## Short exercise
Your answer must consist solely of the number of lines that contain the word "values".

start Data provided

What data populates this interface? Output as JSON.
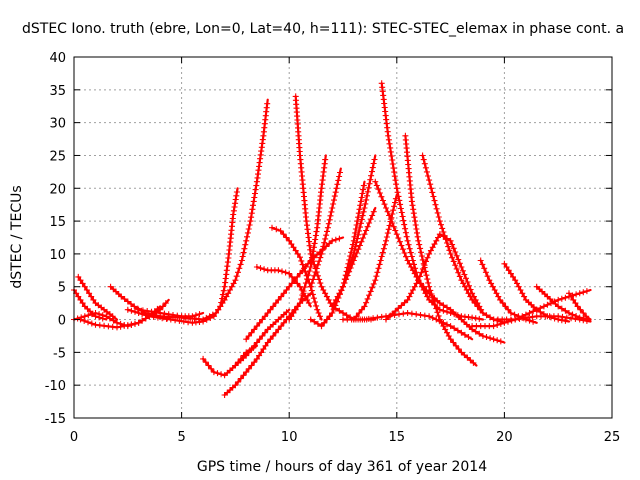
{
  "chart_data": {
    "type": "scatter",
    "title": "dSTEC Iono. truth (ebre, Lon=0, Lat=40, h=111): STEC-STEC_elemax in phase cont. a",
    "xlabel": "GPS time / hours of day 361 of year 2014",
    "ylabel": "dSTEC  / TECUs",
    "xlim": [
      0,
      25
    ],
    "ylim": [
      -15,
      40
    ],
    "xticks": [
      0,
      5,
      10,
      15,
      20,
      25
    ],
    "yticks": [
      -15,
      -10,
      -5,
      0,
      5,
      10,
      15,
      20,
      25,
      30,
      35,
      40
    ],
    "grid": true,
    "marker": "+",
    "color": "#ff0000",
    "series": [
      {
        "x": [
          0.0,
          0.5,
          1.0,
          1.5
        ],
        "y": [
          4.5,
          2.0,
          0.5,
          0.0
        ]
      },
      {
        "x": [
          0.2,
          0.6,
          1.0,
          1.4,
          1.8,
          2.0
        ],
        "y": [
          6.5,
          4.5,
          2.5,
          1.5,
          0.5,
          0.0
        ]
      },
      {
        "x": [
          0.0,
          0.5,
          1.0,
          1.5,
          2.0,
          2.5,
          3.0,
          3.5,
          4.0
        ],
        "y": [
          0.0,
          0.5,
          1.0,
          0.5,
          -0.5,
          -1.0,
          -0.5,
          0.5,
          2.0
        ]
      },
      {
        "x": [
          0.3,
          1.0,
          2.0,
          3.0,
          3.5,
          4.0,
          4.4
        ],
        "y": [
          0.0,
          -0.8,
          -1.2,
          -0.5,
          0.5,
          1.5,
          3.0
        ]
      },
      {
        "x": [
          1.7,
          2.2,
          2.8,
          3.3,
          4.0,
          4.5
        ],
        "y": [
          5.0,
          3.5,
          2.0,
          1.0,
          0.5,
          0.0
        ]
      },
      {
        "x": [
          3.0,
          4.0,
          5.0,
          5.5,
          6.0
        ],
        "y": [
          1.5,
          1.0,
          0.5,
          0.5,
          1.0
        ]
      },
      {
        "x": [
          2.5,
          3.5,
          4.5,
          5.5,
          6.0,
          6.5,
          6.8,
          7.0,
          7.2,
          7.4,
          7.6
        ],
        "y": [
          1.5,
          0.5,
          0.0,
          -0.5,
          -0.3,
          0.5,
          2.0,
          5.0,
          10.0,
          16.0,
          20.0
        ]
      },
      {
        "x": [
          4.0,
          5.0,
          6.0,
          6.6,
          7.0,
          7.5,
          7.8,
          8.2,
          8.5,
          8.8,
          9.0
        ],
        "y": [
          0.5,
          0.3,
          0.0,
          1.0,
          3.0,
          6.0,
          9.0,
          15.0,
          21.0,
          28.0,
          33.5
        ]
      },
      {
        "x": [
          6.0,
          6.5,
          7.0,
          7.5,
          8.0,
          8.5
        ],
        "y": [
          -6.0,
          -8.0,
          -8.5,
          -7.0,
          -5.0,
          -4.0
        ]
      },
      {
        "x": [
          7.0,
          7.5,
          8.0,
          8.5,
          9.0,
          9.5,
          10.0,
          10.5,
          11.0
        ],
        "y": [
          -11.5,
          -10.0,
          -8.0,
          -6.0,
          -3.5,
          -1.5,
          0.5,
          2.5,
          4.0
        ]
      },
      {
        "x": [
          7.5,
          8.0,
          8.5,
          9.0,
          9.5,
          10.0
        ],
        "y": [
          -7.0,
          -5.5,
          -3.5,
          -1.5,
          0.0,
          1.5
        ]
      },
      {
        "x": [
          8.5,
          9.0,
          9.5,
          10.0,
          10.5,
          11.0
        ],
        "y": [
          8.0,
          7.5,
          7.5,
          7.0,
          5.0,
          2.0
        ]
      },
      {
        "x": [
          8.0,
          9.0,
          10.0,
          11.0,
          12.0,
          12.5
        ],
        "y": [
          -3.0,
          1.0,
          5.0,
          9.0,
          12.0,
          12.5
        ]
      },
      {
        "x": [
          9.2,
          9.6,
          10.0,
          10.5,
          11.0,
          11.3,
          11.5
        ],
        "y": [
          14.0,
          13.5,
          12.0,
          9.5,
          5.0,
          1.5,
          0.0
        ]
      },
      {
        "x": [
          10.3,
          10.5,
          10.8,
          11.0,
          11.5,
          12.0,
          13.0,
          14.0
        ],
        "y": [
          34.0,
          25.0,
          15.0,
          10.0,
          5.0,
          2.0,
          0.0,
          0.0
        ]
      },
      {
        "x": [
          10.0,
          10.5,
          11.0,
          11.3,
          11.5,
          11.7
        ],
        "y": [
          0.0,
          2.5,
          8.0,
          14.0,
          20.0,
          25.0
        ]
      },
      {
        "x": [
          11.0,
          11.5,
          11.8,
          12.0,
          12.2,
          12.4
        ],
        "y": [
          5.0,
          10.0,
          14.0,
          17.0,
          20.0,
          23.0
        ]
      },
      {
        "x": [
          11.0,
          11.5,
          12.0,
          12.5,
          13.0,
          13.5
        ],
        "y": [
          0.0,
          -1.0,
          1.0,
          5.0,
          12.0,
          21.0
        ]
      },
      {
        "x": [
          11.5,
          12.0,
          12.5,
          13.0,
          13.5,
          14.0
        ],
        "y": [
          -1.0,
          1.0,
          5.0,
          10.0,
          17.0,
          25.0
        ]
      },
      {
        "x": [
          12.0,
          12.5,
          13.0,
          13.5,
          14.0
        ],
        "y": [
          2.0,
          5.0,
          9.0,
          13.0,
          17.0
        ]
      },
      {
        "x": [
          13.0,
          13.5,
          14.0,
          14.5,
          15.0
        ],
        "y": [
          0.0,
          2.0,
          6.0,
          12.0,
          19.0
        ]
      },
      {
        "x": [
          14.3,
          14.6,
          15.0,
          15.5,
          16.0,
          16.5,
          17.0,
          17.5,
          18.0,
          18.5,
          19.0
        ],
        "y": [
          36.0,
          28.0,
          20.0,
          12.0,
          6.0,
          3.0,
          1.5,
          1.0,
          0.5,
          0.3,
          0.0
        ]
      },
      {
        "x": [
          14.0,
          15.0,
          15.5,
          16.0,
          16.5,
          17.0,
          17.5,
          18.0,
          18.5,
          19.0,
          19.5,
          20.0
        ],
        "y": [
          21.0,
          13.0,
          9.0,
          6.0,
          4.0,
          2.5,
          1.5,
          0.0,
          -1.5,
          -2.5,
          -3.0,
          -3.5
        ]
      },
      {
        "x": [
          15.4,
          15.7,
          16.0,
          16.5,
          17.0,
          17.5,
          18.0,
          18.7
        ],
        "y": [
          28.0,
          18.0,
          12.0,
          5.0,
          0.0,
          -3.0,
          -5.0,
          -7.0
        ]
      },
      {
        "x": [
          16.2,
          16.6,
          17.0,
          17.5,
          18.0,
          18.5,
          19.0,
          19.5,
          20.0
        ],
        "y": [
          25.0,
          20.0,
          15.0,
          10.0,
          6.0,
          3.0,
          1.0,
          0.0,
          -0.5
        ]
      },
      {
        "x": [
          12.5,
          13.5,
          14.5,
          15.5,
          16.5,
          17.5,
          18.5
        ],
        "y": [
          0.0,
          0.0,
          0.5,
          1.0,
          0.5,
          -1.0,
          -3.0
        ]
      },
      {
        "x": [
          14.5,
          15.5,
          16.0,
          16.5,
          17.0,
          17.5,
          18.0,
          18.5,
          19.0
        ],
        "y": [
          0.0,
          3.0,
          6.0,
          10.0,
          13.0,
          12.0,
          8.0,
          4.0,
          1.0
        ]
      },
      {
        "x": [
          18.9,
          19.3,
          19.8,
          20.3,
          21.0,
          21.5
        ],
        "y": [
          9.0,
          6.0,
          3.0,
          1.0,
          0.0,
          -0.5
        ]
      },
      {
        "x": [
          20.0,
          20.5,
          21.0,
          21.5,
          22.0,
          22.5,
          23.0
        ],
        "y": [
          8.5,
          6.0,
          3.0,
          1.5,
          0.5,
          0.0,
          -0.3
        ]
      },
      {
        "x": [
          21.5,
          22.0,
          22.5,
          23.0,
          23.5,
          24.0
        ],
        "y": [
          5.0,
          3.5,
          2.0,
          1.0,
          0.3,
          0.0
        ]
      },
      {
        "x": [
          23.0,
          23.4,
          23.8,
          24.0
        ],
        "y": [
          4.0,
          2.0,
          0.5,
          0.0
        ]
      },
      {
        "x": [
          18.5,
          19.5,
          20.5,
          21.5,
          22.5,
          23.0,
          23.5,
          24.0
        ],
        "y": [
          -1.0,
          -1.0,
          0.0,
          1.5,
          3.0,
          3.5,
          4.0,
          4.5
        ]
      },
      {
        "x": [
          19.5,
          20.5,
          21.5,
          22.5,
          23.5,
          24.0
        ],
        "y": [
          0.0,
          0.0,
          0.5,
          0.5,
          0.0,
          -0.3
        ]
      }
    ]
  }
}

end Data provided
start Data provided

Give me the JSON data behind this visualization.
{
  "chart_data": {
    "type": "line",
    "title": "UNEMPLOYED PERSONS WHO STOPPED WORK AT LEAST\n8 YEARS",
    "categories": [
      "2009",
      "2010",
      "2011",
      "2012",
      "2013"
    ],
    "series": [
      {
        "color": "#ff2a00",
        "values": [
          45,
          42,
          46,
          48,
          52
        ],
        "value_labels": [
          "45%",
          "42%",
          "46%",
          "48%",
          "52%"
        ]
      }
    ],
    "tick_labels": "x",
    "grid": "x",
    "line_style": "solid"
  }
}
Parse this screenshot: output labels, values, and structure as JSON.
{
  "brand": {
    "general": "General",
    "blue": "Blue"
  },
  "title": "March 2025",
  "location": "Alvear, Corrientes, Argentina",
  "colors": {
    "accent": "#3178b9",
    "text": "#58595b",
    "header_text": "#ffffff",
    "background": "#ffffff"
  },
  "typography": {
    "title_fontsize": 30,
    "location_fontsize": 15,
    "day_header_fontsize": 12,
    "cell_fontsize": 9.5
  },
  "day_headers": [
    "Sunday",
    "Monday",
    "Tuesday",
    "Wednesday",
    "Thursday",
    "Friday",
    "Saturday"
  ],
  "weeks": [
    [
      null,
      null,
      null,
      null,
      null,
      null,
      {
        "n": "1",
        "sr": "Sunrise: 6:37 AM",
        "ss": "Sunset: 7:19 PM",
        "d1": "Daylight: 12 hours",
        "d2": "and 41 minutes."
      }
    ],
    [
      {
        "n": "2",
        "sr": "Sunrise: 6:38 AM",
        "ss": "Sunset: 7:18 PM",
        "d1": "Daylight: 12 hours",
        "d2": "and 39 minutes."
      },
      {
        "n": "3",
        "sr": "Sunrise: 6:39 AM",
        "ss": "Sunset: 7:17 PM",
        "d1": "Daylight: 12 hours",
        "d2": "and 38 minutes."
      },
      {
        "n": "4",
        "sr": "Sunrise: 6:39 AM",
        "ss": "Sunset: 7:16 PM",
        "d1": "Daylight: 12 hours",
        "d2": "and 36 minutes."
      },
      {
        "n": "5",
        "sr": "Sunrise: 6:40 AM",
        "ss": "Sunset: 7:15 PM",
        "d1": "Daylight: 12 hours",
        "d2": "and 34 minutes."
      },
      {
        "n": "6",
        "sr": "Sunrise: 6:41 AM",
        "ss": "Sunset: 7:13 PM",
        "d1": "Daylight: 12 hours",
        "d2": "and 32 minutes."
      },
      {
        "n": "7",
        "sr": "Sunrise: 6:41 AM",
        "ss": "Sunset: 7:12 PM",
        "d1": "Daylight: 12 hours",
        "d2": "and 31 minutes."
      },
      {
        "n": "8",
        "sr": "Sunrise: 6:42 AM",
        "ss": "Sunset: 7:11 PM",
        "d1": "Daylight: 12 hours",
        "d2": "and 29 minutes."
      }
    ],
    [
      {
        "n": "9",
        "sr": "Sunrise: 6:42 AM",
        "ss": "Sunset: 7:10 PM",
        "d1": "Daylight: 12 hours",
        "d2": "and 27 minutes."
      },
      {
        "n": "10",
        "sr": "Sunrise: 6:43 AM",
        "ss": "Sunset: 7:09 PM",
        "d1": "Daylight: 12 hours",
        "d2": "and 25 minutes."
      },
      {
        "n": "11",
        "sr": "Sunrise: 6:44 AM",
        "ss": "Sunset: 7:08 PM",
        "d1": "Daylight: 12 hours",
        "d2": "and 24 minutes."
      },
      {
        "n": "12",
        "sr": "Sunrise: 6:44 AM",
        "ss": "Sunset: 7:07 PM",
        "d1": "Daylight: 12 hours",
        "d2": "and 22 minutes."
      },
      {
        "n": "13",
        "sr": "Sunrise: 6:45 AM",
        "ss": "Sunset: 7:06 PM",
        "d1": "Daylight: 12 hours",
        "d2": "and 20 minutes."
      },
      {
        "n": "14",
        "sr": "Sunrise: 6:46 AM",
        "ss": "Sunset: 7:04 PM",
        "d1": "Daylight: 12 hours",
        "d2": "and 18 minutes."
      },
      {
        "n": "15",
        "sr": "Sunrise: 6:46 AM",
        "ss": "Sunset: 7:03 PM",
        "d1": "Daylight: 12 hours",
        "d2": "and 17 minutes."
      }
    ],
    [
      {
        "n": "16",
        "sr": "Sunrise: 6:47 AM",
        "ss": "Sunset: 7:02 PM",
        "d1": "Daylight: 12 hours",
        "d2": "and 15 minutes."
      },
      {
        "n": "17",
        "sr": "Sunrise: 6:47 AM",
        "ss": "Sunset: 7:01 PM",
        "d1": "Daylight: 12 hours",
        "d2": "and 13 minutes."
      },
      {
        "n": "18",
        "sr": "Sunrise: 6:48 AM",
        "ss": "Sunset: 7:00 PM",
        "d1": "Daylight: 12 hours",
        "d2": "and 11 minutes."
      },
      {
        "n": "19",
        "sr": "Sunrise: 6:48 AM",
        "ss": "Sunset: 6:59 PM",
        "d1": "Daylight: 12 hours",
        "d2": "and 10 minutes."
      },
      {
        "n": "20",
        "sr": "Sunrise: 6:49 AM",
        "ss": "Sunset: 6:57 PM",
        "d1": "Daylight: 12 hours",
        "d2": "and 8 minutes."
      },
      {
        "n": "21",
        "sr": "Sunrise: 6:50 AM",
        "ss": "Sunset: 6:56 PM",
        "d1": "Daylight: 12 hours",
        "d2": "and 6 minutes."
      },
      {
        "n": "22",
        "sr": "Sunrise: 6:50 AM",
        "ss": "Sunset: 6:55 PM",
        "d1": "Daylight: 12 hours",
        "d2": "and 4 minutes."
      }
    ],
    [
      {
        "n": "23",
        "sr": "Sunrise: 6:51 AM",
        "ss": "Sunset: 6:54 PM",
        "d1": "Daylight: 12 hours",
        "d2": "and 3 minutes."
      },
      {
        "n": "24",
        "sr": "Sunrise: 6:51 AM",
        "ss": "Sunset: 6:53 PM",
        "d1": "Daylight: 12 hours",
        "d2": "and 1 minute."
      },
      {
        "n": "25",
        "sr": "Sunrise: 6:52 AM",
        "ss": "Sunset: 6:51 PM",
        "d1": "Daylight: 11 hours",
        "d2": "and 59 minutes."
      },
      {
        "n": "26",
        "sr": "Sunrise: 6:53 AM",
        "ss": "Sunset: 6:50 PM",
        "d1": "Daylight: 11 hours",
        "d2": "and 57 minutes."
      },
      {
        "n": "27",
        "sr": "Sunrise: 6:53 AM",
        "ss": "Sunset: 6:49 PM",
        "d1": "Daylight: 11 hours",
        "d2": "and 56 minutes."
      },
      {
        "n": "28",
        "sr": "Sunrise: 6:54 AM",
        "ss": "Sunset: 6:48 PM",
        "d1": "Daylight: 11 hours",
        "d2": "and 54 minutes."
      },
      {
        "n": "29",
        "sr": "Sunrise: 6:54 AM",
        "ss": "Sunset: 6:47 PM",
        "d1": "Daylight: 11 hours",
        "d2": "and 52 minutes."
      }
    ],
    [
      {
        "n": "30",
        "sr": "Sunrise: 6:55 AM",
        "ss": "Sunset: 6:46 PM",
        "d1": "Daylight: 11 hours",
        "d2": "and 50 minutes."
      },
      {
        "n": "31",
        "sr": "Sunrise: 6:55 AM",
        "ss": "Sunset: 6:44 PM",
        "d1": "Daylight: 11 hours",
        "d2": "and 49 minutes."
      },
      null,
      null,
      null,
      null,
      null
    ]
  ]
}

end Data provided
start Data provided

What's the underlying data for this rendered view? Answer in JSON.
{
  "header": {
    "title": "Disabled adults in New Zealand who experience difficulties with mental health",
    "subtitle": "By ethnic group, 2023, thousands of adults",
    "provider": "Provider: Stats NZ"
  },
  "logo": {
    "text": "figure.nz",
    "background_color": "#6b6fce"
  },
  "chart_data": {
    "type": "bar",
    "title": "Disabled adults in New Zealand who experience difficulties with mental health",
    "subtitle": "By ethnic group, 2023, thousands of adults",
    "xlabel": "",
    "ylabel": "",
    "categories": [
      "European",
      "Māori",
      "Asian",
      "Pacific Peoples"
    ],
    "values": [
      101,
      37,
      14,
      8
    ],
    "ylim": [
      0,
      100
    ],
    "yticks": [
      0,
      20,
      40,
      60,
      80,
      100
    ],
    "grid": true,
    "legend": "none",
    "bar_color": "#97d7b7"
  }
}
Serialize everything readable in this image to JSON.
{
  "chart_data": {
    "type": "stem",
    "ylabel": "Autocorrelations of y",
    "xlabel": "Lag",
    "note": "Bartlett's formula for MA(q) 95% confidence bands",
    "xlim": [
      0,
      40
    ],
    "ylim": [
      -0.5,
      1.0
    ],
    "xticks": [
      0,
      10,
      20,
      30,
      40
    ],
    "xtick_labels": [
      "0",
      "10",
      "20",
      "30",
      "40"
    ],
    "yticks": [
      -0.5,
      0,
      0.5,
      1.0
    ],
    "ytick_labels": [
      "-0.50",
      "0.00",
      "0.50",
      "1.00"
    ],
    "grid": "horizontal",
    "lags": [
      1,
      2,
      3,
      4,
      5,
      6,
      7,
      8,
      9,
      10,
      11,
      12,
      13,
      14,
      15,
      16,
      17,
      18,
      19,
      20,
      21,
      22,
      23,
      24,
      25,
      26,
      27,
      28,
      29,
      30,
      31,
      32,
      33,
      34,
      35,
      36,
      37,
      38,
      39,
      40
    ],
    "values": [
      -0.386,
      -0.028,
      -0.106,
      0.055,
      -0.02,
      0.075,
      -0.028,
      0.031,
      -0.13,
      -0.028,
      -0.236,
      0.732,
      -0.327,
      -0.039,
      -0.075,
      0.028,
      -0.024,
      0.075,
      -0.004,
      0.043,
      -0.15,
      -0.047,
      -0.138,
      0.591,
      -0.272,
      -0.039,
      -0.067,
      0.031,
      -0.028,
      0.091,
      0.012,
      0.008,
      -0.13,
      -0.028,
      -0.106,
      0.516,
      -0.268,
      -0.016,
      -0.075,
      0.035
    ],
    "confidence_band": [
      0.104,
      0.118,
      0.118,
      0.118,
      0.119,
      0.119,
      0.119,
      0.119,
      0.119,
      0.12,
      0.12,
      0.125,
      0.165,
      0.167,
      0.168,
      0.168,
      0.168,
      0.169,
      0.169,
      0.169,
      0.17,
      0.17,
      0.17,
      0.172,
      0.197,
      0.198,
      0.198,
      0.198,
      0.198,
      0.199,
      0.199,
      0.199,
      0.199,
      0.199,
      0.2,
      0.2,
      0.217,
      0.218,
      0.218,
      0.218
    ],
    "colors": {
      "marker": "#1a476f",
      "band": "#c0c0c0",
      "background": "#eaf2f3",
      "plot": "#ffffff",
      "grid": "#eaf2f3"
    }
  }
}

end Data provided

## Exercise output
4